[BEGIN Input material]

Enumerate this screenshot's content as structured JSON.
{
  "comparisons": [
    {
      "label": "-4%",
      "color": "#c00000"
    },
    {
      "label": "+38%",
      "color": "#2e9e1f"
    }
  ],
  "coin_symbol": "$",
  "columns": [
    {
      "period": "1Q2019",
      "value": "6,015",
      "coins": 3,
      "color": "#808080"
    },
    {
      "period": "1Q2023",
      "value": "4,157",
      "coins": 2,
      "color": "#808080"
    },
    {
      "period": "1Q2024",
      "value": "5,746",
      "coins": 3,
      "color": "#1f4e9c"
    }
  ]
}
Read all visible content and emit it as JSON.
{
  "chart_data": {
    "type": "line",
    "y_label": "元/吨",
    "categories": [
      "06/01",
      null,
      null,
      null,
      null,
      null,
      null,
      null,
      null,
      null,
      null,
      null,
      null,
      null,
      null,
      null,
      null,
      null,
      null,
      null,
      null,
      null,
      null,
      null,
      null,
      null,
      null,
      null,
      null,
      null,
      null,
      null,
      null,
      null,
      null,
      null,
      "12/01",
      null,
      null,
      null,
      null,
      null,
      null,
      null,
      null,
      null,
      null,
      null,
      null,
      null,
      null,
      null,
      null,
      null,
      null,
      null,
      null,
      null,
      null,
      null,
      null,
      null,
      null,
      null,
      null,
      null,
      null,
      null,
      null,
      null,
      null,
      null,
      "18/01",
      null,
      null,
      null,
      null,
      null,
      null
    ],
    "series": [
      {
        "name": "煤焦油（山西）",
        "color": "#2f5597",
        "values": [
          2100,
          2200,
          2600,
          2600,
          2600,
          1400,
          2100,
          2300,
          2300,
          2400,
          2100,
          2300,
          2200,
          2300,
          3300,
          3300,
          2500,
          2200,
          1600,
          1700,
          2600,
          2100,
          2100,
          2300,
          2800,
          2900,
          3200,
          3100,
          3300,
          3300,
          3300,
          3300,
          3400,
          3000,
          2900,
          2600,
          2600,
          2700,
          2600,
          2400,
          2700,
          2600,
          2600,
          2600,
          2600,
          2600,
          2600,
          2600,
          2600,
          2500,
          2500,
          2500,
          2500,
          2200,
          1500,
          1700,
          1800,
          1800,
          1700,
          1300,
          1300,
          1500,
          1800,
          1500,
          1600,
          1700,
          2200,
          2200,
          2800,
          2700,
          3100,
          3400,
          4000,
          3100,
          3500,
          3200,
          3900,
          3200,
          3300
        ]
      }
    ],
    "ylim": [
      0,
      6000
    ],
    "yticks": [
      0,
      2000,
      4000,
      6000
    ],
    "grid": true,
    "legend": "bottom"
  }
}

[END Input material]

Exercise directions:
For each line of the entries that includes "color", show that line.

Response below:
      "color": "#c00000"
      "color": "#2e9e1f"
      "color": "#808080"
      "color": "#808080"
      "color": "#1f4e9c"
        "color": "#2f5597",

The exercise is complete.